──────── Exercise data ────────

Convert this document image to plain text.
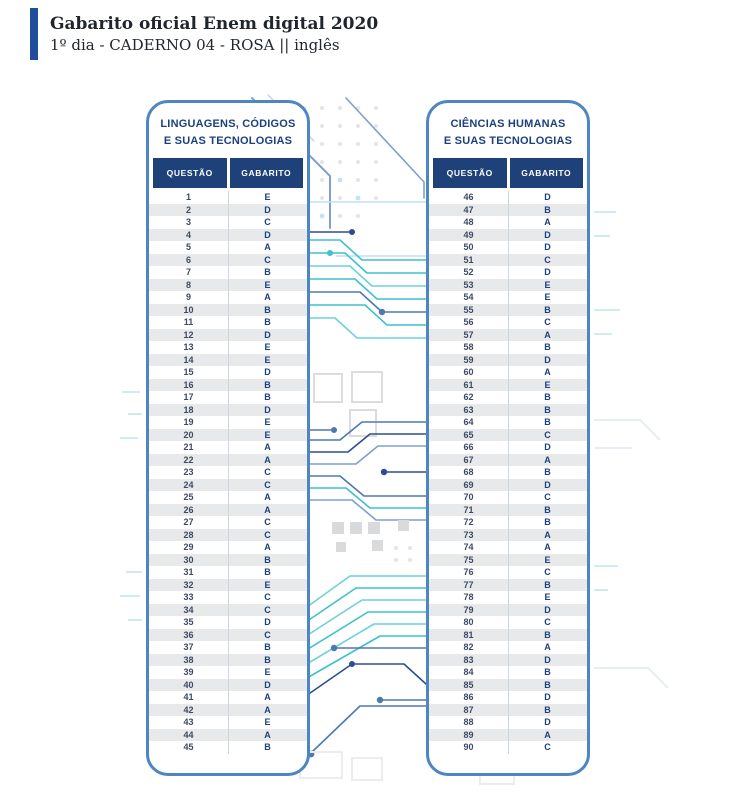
Gabarito oficial Enem digital 2020
1º dia - CADERNO 04 - ROSA || inglês
LINGUAGENS, CÓDIGOS
E SUAS TECNOLOGIAS
QUESTÃO	GABARITO
1	E
2	D
3	C
4	D
5	A
6	C
7	B
8	E
9	A
10	B
11	B
12	D
13	E
14	E
15	D
16	B
17	B
18	D
19	E
20	E
21	A
22	A
23	C
24	C
25	A
26	A
27	C
28	C
29	A
30	B
31	B
32	E
33	C
34	C
35	D
36	C
37	B
38	B
39	E
40	D
41	A
42	A
43	E
44	A
45	B
CIÊNCIAS HUMANAS
E SUAS TECNOLOGIAS
QUESTÃO	GABARITO
46	D
47	B
48	A
49	D
50	D
51	C
52	D
53	E
54	E
55	B
56	C
57	A
58	B
59	D
60	A
61	E
62	B
63	B
64	B
65	C
66	D
67	A
68	B
69	D
70	C
71	B
72	B
73	A
74	A
75	E
76	C
77	B
78	E
79	D
80	C
81	B
82	A
83	D
84	B
85	B
86	D
87	B
88	D
89	A
90	C
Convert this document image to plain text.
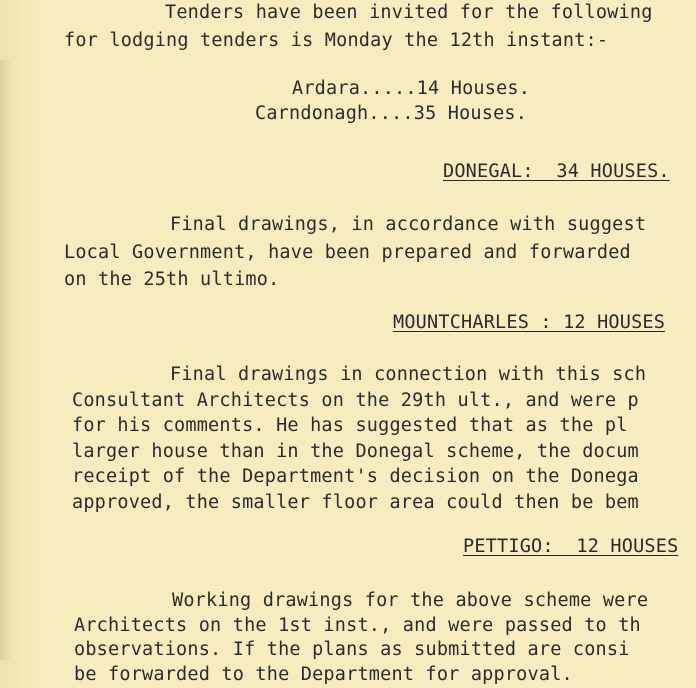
Tenders have been invited for the following
for lodging tenders is Monday the 12th instant:-
Ardara.....14 Houses.
Carndonagh....35 Houses.
DONEGAL:  34 HOUSES.
Final drawings, in accordance with suggest
Local Government, have been prepared and forwarded
on the 25th ultimo.
MOUNTCHARLES : 12 HOUSES
Final drawings in connection with this sch
Consultant Architects on the 29th ult., and were p
for his comments. He has suggested that as the pl
larger house than in the Donegal scheme, the docum
receipt of the Department's decision on the Donega
approved, the smaller floor area could then be bem
PETTIGO:  12 HOUSES
Working drawings for the above scheme were
Architects on the 1st inst., and were passed to th
observations. If the plans as submitted are consi
be forwarded to the Department for approval.
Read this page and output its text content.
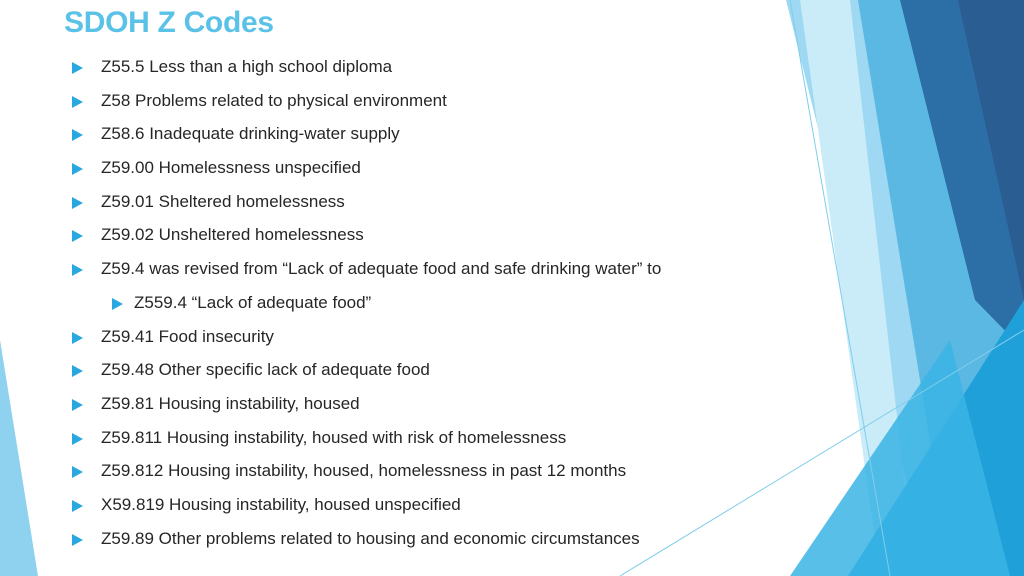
SDOH Z Codes
Z55.5 Less than a high school diploma
Z58 Problems related to physical environment
Z58.6 Inadequate drinking-water supply
Z59.00 Homelessness unspecified
Z59.01 Sheltered homelessness
Z59.02 Unsheltered homelessness
Z59.4 was revised from “Lack of adequate food and safe drinking water” to
Z559.4 “Lack of adequate food”
Z59.41 Food insecurity
Z59.48 Other specific lack of adequate food
Z59.81 Housing instability, housed
Z59.811 Housing instability, housed with risk of homelessness
Z59.812 Housing instability, housed, homelessness in past 12 months
X59.819 Housing instability, housed unspecified
Z59.89 Other problems related to housing and economic circumstances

────────

Exercise brief: Return all lines containing the word "unspecified".

Correct output:
Z59.00 Homelessness unspecified
X59.819 Housing instability, housed unspecified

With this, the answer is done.